→ Instructions to follow
In the data that follows, count each line holding the string "JSON"; answer with the number only.

→ Recorded information
* * * *

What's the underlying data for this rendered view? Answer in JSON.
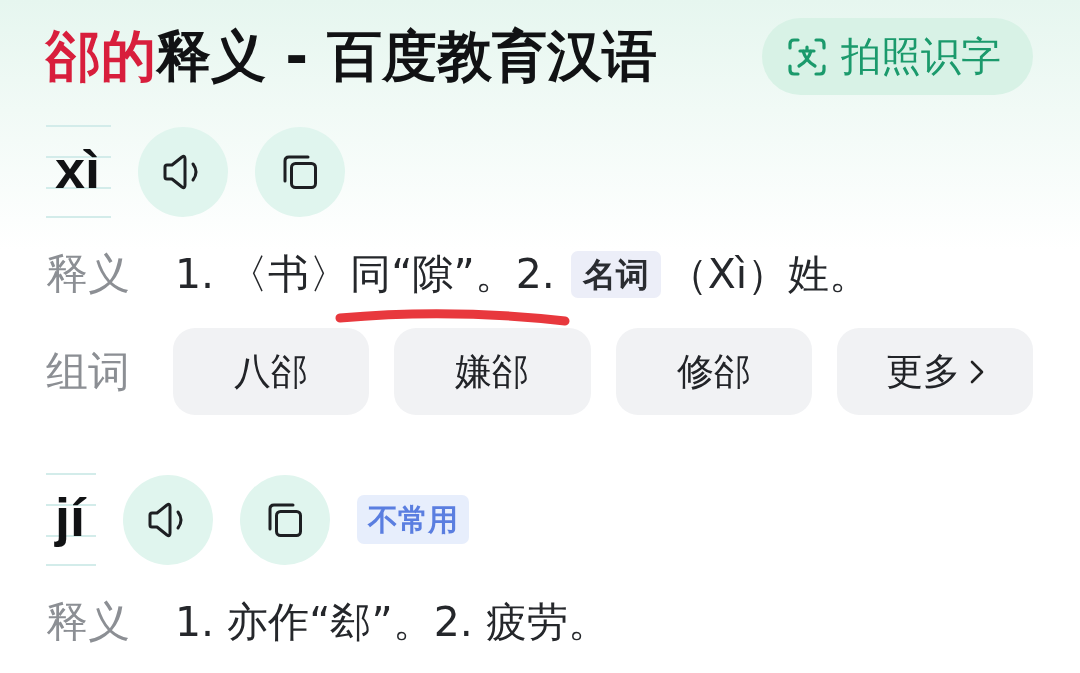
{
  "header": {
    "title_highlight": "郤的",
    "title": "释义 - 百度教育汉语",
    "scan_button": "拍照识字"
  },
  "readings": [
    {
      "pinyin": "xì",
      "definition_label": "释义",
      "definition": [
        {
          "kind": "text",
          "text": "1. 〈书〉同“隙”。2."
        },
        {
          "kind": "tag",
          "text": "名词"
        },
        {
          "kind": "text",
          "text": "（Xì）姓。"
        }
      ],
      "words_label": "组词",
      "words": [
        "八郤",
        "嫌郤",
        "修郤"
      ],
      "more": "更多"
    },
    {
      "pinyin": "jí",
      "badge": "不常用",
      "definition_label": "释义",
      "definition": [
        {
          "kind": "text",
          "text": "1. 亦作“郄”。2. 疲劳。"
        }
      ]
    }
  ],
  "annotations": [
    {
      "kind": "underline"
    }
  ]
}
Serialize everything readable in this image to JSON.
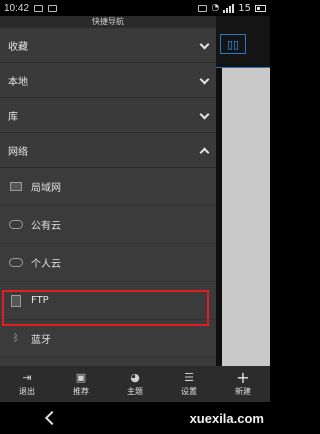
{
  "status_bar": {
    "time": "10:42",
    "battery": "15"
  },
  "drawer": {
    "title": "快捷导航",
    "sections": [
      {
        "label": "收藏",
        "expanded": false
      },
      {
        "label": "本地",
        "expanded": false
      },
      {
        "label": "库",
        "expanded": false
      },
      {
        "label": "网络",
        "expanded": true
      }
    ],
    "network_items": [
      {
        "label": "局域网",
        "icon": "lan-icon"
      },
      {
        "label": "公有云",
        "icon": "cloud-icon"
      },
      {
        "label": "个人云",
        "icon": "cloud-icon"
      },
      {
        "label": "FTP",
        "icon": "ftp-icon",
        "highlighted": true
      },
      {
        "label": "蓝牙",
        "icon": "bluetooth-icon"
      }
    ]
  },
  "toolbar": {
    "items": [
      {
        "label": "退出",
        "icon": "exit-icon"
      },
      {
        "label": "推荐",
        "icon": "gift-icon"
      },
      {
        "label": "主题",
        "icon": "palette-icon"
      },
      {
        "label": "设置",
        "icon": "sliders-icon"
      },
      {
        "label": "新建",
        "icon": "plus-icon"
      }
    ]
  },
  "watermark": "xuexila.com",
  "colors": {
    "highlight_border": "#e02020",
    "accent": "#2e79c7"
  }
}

* * * *

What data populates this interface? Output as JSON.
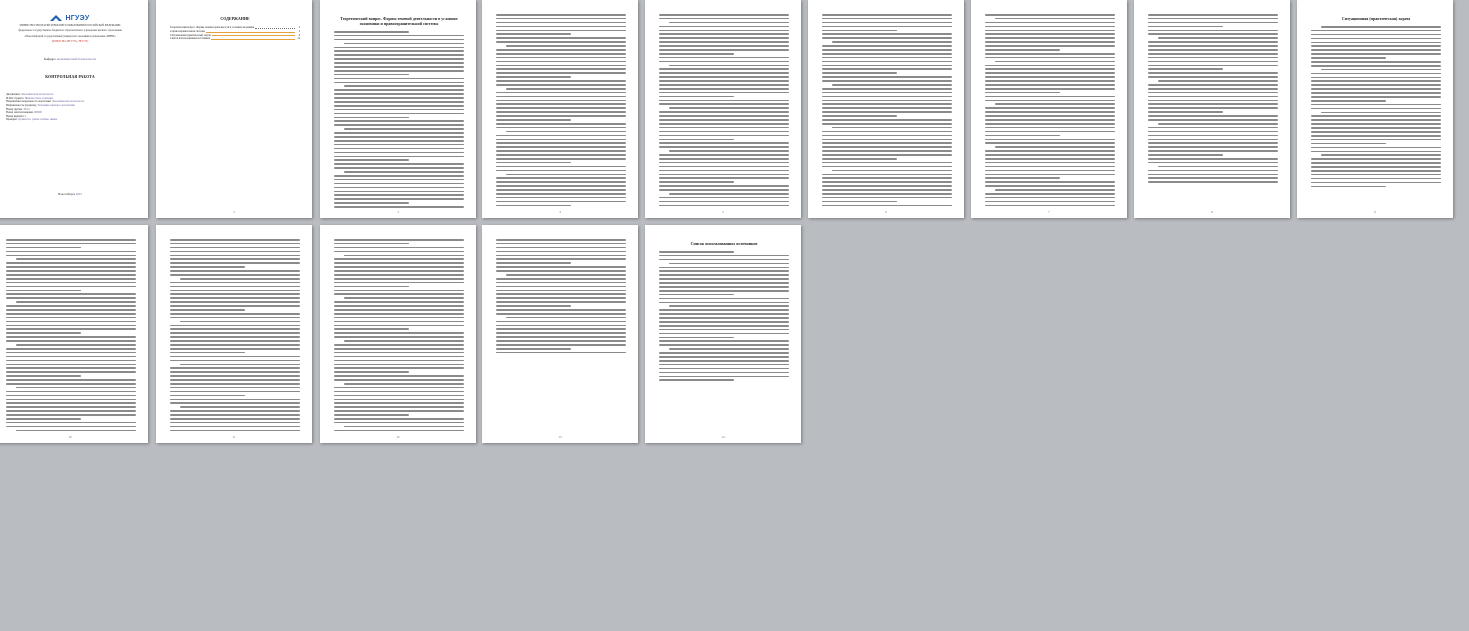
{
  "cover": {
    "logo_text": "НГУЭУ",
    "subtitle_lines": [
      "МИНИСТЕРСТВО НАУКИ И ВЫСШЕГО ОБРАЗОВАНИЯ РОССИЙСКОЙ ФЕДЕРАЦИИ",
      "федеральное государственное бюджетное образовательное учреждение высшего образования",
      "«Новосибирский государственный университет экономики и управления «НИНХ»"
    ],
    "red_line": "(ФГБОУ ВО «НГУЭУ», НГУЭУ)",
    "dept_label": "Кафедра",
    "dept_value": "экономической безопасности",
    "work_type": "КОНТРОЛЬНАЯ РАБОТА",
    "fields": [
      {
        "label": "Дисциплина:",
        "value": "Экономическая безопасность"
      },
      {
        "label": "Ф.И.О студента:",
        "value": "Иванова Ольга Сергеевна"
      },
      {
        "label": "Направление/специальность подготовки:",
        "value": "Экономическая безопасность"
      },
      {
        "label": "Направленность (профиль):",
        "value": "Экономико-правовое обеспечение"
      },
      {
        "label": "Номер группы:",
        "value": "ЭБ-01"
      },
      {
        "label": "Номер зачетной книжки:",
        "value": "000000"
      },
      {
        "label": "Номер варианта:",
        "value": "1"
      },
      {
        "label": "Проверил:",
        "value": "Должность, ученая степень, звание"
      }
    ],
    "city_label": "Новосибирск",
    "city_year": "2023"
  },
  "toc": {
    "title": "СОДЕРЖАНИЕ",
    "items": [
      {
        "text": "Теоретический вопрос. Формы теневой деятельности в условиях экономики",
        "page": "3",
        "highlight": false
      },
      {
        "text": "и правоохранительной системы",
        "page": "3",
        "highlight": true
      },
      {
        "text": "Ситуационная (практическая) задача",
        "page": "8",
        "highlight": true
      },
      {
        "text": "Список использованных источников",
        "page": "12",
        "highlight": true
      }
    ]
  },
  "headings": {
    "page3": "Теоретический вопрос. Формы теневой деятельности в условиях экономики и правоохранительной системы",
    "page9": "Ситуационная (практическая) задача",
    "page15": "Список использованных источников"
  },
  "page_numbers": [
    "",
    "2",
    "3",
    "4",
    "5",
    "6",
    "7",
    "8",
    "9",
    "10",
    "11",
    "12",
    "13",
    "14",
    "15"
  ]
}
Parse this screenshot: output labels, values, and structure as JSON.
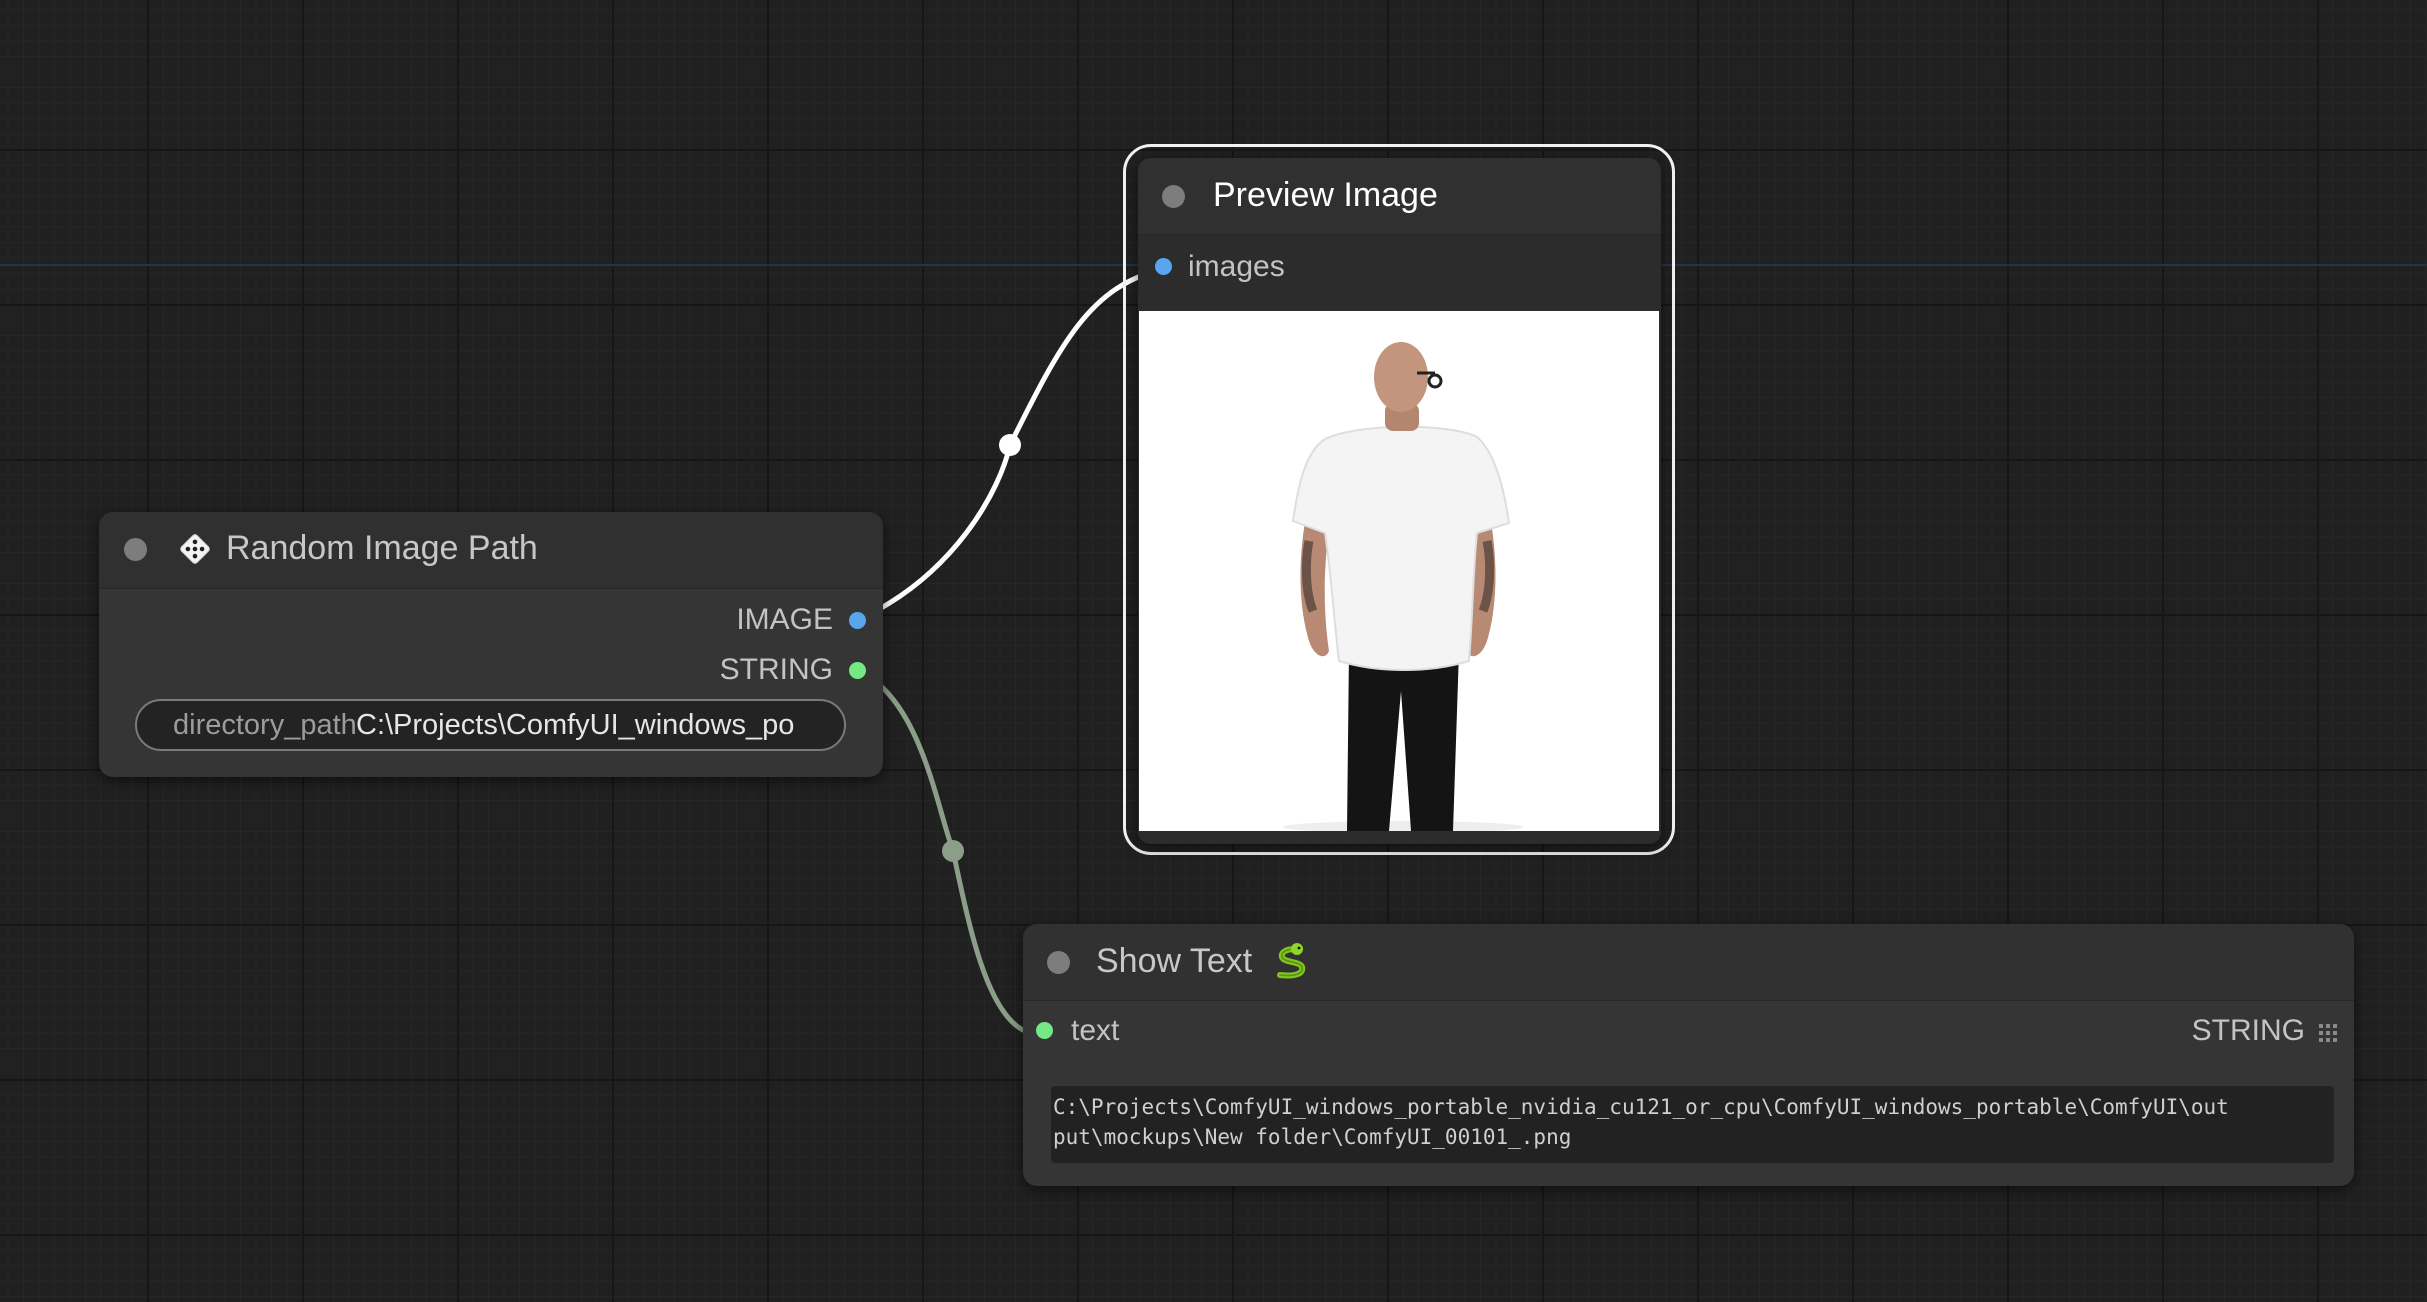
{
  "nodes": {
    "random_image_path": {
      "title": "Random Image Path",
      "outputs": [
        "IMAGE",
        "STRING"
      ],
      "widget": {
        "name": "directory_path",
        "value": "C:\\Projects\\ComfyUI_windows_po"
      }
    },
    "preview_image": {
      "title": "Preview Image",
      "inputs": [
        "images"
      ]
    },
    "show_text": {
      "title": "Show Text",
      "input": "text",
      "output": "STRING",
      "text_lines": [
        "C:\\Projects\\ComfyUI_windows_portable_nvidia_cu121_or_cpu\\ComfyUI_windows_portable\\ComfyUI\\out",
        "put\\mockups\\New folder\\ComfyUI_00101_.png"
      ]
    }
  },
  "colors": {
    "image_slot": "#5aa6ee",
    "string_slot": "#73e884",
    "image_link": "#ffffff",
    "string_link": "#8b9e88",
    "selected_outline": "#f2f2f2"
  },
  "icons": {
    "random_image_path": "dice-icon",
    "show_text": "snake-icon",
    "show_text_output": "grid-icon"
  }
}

* * * *

→ Answer to the exercise
4